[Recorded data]
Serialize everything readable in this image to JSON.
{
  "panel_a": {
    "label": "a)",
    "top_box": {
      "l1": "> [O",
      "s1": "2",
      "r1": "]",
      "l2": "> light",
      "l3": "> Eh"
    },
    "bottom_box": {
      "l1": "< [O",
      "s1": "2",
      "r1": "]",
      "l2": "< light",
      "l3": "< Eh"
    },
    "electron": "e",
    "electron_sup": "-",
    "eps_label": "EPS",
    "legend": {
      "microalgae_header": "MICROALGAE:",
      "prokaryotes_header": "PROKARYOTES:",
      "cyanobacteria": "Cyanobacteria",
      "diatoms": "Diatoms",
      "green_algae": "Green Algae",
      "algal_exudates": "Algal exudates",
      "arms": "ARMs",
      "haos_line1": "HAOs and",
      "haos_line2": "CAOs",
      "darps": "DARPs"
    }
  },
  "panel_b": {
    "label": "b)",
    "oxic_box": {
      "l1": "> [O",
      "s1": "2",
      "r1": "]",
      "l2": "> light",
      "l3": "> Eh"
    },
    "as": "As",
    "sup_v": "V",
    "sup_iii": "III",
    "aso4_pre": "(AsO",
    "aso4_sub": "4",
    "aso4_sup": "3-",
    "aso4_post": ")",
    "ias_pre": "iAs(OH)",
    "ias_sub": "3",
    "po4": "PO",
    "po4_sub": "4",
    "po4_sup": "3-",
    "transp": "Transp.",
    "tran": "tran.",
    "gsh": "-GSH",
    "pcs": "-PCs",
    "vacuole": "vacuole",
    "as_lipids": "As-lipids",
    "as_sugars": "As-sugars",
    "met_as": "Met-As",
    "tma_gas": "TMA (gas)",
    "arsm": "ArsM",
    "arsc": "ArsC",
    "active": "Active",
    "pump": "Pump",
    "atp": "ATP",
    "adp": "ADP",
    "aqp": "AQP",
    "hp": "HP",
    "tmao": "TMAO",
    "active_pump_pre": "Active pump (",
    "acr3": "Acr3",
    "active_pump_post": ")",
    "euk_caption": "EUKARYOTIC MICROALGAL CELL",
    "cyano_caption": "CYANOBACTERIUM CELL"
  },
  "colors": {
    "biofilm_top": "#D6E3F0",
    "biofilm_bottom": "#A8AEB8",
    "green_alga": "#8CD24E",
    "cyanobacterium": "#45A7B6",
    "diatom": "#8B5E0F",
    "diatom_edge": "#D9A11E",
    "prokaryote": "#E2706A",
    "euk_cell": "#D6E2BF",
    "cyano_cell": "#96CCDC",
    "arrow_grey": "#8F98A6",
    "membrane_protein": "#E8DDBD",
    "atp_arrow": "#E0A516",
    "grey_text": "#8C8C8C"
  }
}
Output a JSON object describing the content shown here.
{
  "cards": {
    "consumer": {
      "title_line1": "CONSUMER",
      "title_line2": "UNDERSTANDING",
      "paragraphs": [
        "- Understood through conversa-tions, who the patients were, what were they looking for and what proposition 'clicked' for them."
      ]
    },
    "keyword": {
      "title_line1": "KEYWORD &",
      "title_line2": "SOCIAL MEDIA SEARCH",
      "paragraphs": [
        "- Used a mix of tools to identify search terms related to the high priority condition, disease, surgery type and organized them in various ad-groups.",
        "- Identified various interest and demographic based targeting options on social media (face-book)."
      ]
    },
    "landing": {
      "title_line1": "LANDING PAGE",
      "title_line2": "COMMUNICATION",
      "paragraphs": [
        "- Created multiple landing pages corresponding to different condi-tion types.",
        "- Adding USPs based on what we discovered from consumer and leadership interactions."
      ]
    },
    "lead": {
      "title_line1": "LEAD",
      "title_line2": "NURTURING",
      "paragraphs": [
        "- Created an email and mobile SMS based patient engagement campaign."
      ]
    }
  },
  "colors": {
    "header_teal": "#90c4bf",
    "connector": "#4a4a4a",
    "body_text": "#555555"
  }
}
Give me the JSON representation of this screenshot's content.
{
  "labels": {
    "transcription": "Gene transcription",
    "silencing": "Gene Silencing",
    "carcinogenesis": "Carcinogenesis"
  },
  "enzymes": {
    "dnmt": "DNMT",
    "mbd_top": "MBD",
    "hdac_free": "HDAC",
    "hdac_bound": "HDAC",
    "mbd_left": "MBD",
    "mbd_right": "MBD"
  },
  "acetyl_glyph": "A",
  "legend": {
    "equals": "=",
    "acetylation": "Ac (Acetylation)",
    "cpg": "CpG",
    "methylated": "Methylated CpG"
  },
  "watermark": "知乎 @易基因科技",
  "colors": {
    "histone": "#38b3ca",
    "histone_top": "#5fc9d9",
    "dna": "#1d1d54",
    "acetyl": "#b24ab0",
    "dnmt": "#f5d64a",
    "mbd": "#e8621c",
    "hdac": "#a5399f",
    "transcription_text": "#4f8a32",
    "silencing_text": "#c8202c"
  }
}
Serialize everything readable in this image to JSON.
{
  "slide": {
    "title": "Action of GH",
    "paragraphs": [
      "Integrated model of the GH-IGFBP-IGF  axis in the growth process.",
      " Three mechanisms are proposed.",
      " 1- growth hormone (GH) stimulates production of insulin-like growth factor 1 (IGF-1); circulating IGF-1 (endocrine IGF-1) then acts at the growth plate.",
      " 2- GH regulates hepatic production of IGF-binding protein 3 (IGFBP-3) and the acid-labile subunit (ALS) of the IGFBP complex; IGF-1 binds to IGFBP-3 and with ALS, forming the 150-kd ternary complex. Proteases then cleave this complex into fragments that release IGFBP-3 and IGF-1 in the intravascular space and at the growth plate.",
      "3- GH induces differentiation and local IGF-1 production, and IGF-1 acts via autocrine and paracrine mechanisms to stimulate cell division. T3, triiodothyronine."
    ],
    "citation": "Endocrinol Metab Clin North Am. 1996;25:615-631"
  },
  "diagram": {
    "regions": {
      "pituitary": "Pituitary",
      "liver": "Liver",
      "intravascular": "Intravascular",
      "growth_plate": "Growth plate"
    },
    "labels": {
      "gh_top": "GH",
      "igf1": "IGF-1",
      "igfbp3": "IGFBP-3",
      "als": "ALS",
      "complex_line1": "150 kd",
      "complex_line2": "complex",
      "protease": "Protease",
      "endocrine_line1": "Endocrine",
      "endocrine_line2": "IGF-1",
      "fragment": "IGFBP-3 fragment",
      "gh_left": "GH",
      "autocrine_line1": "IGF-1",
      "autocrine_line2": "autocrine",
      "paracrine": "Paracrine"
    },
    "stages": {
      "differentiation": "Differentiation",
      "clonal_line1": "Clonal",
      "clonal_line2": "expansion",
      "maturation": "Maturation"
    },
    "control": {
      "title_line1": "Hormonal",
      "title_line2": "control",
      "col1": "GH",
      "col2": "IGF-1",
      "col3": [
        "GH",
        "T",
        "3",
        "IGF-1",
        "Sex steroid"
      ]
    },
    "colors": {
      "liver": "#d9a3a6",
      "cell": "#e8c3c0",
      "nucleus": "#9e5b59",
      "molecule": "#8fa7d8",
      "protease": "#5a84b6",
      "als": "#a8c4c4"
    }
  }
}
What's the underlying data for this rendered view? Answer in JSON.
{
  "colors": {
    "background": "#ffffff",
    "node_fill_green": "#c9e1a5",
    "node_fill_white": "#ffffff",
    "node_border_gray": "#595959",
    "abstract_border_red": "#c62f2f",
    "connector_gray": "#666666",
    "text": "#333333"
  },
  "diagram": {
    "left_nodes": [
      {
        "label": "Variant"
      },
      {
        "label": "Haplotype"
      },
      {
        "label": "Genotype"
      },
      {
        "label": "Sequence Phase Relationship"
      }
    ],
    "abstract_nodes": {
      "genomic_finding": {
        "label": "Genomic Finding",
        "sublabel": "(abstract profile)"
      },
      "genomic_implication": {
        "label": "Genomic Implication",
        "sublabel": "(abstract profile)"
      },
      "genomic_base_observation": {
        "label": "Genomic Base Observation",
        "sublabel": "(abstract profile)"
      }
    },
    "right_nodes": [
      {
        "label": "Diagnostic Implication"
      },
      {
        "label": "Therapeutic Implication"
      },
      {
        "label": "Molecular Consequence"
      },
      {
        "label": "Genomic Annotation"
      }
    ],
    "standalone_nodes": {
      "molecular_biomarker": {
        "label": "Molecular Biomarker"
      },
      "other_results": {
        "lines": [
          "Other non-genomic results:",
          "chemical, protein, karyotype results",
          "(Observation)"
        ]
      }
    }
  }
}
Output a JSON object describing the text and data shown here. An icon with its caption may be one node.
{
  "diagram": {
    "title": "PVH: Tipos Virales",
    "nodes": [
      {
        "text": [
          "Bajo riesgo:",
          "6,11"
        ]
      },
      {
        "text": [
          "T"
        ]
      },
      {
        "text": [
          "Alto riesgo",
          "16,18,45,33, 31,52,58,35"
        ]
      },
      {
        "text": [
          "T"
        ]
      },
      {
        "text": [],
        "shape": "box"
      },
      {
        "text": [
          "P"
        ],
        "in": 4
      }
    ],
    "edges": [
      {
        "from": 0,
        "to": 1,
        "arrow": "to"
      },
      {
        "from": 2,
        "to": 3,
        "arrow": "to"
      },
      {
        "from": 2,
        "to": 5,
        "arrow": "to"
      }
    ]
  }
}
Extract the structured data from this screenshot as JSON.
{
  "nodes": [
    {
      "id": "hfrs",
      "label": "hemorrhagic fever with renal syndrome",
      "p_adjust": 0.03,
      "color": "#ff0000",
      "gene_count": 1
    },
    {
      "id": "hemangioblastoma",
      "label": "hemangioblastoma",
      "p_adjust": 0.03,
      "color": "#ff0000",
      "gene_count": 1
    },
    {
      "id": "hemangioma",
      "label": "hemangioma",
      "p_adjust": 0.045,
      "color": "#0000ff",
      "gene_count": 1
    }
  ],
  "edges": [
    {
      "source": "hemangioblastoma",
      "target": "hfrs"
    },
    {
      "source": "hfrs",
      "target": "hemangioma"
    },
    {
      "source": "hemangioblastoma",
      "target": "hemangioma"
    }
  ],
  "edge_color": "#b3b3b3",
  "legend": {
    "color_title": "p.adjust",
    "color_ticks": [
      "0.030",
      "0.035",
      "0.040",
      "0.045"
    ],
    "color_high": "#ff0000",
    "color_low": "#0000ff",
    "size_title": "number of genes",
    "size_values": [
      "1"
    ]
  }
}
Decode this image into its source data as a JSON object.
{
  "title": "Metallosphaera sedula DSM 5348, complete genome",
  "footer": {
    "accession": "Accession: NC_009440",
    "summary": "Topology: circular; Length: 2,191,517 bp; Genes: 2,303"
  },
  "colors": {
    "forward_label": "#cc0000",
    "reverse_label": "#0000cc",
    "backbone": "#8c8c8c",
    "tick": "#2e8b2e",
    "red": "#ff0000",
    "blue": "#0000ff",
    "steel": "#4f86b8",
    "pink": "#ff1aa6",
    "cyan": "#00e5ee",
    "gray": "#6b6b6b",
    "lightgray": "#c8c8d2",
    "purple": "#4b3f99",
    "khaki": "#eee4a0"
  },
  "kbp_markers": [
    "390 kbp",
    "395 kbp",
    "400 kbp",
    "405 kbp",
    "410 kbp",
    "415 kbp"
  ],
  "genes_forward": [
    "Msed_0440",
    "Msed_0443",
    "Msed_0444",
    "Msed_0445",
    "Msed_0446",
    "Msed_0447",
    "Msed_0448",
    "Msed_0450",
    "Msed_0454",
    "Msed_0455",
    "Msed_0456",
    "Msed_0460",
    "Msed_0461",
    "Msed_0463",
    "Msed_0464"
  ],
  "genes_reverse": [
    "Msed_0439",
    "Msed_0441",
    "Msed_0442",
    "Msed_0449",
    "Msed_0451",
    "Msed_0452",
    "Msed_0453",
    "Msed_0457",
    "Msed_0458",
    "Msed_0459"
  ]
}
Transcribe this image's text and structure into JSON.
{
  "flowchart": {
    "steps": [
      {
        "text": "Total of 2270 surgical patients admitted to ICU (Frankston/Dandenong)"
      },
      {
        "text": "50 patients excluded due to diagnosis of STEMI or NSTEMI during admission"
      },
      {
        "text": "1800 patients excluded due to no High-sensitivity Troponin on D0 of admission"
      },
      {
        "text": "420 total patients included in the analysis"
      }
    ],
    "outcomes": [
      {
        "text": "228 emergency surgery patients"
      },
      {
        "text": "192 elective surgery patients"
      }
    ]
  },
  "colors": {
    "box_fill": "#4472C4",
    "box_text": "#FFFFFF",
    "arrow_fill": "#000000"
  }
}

Task to carry out:
Only the lines containing the string "excluded" are needed; pull them out of the records.

Expected output:
        "text": "50 patients excluded due to diagnosis of STEMI or NSTEMI during admission"
        "text": "1800 patients excluded due to no High-sensitivity Troponin on D0 of admission"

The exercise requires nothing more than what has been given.